INSTRUCTIONS TO FOLLOW: Copy each line where the word "Windows" occurs.

Data items:
= = = = = = =

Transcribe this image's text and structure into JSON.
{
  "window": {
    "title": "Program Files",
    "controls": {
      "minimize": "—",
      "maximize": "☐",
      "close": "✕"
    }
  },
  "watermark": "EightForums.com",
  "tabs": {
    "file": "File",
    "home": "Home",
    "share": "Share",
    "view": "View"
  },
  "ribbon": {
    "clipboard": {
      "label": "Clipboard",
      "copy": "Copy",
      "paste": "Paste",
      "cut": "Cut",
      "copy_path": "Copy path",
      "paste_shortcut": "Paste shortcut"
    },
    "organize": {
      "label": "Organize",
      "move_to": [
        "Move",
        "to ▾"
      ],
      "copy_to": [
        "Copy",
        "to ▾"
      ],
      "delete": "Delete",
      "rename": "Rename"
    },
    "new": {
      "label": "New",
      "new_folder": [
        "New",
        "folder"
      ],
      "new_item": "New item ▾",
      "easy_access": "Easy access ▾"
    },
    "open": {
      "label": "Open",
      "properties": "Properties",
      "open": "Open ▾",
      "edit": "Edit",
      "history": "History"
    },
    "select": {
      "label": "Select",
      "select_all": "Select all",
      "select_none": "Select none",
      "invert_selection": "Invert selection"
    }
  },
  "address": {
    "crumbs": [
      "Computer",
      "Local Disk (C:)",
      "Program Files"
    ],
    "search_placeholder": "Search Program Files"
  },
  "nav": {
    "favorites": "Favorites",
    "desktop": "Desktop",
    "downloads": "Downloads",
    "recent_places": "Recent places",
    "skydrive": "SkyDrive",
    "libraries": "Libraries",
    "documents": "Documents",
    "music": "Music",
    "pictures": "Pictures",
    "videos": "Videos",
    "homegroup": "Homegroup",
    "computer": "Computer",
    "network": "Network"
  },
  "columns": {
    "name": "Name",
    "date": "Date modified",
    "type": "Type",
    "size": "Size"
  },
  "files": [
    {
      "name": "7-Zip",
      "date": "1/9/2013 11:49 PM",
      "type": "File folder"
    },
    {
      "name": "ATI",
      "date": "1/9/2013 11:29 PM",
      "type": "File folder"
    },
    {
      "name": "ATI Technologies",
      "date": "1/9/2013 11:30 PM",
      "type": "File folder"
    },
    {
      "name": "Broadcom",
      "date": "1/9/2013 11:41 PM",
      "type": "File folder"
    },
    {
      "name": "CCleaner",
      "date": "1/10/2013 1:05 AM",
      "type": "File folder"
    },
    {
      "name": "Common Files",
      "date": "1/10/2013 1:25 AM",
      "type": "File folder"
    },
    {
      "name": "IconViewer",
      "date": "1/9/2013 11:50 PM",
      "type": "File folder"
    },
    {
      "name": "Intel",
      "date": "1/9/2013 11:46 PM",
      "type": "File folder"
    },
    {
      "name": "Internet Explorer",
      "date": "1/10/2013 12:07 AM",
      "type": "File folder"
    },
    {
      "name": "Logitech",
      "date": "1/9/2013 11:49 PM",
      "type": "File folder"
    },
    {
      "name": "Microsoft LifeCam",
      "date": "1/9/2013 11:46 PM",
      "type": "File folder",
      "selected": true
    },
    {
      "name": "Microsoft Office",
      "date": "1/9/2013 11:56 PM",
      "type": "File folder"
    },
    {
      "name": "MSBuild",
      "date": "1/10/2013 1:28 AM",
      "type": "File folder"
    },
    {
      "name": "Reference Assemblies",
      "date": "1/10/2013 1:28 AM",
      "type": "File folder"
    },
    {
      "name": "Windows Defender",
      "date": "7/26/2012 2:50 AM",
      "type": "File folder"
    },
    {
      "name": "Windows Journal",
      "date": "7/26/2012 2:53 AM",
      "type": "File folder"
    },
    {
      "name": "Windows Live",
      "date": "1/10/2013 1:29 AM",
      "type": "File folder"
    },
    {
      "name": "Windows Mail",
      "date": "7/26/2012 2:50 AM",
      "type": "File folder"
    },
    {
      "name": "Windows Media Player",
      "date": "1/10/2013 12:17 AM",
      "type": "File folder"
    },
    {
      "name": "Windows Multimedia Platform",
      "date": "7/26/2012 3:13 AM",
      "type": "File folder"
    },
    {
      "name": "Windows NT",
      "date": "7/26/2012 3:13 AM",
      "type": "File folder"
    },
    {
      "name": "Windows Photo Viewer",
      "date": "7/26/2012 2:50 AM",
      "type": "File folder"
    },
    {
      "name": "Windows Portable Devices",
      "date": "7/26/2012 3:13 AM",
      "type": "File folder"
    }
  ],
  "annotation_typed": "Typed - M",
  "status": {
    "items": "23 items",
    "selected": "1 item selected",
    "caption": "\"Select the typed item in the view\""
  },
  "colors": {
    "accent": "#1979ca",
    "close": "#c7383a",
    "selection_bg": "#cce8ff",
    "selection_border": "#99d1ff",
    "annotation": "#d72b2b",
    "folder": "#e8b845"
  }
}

= = = = = = =

RESPONSE FOR THIS EXERCISE:
      "name": "Windows Defender",
      "name": "Windows Journal",
      "name": "Windows Live",
      "name": "Windows Mail",
      "name": "Windows Media Player",
      "name": "Windows Multimedia Platform",
      "name": "Windows NT",
      "name": "Windows Photo Viewer",
      "name": "Windows Portable Devices",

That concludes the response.